[Layout annotation records]
..............................
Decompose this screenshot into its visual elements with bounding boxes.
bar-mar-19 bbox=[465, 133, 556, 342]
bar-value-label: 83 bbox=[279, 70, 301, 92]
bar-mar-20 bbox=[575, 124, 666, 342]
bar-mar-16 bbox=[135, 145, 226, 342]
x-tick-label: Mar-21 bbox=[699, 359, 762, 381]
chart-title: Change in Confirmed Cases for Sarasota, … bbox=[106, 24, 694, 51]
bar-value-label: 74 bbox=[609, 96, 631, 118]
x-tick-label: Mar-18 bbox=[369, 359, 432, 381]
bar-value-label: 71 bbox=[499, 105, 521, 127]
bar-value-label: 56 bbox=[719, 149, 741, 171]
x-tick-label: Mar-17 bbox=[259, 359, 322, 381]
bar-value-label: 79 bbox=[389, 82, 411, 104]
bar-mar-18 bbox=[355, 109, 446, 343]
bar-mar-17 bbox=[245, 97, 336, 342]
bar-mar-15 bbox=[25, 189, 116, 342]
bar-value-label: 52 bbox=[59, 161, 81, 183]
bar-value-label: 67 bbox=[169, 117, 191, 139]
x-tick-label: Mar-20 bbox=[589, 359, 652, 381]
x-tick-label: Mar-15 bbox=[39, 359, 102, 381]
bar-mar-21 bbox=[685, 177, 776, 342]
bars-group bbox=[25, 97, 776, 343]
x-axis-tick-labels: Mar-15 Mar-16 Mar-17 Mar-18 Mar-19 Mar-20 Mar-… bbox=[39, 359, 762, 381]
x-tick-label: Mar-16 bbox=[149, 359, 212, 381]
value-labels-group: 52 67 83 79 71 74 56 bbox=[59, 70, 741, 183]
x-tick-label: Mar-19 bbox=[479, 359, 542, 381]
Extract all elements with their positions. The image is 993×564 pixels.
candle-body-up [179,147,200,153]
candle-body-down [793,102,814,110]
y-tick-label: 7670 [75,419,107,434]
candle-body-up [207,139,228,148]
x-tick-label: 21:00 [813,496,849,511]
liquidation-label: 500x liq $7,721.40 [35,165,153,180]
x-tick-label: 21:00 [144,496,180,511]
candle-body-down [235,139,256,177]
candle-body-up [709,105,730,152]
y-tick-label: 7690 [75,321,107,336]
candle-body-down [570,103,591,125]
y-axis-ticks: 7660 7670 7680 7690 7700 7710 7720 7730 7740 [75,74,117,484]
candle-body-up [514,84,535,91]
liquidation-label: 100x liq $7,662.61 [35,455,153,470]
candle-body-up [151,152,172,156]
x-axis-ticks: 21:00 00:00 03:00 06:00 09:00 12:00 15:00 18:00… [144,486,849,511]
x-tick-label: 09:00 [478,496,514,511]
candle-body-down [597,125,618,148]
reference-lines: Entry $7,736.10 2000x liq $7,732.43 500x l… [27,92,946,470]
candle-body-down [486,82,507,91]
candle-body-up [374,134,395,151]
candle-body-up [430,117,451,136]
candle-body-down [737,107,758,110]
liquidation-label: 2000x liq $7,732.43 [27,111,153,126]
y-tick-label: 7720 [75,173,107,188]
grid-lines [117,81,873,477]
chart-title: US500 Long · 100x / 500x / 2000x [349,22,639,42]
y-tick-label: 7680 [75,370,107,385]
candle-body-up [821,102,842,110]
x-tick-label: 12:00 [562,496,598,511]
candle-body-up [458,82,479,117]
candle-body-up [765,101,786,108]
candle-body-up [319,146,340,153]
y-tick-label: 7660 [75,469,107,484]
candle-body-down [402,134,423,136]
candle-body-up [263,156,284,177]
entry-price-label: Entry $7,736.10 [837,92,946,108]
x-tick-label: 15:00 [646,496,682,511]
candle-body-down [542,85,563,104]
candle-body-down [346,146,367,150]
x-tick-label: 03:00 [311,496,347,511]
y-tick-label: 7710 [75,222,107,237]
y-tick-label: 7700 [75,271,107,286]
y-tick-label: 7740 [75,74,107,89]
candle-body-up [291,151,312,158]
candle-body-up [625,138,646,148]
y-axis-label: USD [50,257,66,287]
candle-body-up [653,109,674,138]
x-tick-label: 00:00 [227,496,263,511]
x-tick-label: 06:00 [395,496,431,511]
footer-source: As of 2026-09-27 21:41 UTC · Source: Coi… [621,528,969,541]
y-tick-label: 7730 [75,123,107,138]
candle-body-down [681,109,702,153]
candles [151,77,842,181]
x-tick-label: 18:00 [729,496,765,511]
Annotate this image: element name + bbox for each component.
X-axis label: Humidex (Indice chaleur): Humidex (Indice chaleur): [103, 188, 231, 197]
..............................
What you have to do:
Copy the items from the very beginning through the line containing "Extract all elements", inclusive, and put "value-label" in place of every "bar-value-label". Leave everything else as it is.

Solution to this task:
Decompose this screenshot into its visual elements with bounding boxes.
bar-mar-19 bbox=[465, 133, 556, 342]
value-label: 83 bbox=[279, 70, 301, 92]
bar-mar-20 bbox=[575, 124, 666, 342]
bar-mar-16 bbox=[135, 145, 226, 342]
x-tick-label: Mar-21 bbox=[699, 359, 762, 381]
chart-title: Change in Confirmed Cases for Sarasota, … bbox=[106, 24, 694, 51]
value-label: 74 bbox=[609, 96, 631, 118]
x-tick-label: Mar-18 bbox=[369, 359, 432, 381]
value-label: 71 bbox=[499, 105, 521, 127]
value-label: 56 bbox=[719, 149, 741, 171]
x-tick-label: Mar-17 bbox=[259, 359, 322, 381]
value-label: 79 bbox=[389, 82, 411, 104]
bar-mar-18 bbox=[355, 109, 446, 343]
bar-mar-17 bbox=[245, 97, 336, 342]
bar-mar-15 bbox=[25, 189, 116, 342]
value-label: 52 bbox=[59, 161, 81, 183]
value-label: 67 bbox=[169, 117, 191, 139]
x-tick-label: Mar-20 bbox=[589, 359, 652, 381]
x-tick-label: Mar-15 bbox=[39, 359, 102, 381]
bar-mar-21 bbox=[685, 177, 776, 342]
bars-group bbox=[25, 97, 776, 343]
x-axis-tick-labels: Mar-15 Mar-16 Mar-17 Mar-18 Mar-19 Mar-20 Mar-… bbox=[39, 359, 762, 381]
x-tick-label: Mar-16 bbox=[149, 359, 212, 381]
value-labels-group: 52 67 83 79 71 74 56 bbox=[59, 70, 741, 183]
x-tick-label: Mar-19 bbox=[479, 359, 542, 381]
Extract all elements with their positions. The image is 993×564 pixels.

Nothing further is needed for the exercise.